So several years after the accident, I seized an opportunity to take my first real dance classes in college, even though by most standards, I was unbelievably old to begin dance training. After years of knee pain, dance was terrific therapy, and in a few months, my knees felt like normal parts of my body again instead of barely-compatible alien implants. I considered it another terrific gift and resolved not to take up things like running or skiing, because getting your knees back is a miraculous gift from the universe, and not to be jacked with.
Shortly thereafter, I bought myself a bike, although I rode it only occasionally until I moved to Colorado and became really passionate about cycling. The majority of my dance training, and all of my real dance performance experience, has also happened here.

Stored data entries:
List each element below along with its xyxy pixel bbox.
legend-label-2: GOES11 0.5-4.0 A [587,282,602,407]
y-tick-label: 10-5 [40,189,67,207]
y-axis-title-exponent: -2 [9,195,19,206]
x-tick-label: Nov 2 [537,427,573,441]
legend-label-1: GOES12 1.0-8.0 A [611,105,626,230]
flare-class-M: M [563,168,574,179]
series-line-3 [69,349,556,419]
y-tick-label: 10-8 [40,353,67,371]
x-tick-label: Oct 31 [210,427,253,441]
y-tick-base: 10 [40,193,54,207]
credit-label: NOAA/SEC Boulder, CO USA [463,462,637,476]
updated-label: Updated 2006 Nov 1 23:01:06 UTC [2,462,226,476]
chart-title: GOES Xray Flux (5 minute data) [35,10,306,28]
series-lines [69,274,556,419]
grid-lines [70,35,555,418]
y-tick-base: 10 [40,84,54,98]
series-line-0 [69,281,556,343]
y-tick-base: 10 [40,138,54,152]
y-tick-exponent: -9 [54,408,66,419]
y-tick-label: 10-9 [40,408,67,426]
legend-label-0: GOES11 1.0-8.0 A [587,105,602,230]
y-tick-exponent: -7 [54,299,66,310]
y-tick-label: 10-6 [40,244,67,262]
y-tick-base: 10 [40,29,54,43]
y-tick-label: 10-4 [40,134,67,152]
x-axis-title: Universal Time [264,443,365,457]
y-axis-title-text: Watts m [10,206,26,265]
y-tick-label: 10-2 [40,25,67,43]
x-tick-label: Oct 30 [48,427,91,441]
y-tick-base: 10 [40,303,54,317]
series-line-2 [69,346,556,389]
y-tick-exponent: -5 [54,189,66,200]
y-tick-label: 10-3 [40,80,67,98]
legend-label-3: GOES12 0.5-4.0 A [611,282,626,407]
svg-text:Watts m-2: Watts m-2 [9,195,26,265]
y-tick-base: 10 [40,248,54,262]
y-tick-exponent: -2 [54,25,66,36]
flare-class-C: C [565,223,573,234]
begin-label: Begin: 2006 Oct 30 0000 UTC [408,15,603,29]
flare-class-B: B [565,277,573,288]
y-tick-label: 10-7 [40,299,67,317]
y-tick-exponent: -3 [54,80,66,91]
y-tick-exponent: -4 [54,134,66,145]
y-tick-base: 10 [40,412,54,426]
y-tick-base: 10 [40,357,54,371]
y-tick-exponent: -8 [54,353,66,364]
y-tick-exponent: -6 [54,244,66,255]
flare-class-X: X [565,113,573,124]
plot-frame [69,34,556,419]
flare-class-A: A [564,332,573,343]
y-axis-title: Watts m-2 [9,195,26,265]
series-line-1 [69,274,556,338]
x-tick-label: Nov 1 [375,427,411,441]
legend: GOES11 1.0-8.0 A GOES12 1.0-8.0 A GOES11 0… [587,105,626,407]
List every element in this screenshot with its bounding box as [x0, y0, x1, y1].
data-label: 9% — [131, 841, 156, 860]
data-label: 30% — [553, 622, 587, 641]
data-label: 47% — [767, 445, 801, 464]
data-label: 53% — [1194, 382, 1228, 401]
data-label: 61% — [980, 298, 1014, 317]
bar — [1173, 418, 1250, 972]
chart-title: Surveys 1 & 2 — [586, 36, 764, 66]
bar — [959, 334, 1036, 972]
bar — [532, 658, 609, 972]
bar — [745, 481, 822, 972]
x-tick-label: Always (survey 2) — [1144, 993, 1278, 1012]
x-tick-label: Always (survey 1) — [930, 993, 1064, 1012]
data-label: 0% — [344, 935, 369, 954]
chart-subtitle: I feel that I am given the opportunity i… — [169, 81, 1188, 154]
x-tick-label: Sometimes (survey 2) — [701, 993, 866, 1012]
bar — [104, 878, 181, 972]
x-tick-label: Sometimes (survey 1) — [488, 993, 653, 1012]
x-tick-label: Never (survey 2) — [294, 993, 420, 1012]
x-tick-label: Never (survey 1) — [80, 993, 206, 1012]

Task requirements
1. In the passage about dance training and knee recovery, which two activities did the writer resolve not to take up?
2. Go on with the passage about dance training and knee recovery, starting after its final sentence.
This data has nothing to do with the passage about dance training and knee recovery.

Responses
1. Running and skiing.

2.
I consider my more recent hamstring injury to have been “career-ending” as well because, had I been a professional dancer (instead of a mere serious amateur and occasional performer), it would have sidelined me for a season and a half, maybe closer to two seasons total: more than enough time to have been cut from a company and not have another shot at a good role for too long to remain on any director’s mind. Plus, for a dancer, I’m about retirement age anyway–I would pretty much have had to step aside. As it is, I have dance teachers who have watched my progress very carefully, and been very encouraging while gently urging caution. I still have a long way to go to fight my way back to where I was a year ago, and they will certainly help me do that, and more.
Fortunately, my intended career doesn’t require healthy hamstrings, and I’m barely old enough in that arena to be taken seriously, so I haven’t really lost any ground there either. But a serious, long-term injury really changes your life, and changes your head. The hardest part for me was being patient, not overdoing it, being careful not to do anything to tweak or reinjure it early on. Now that I’m getting stronger, I can begin to fight my way back to where I was, and I find I’m much better at that part than the patient and cautious parts.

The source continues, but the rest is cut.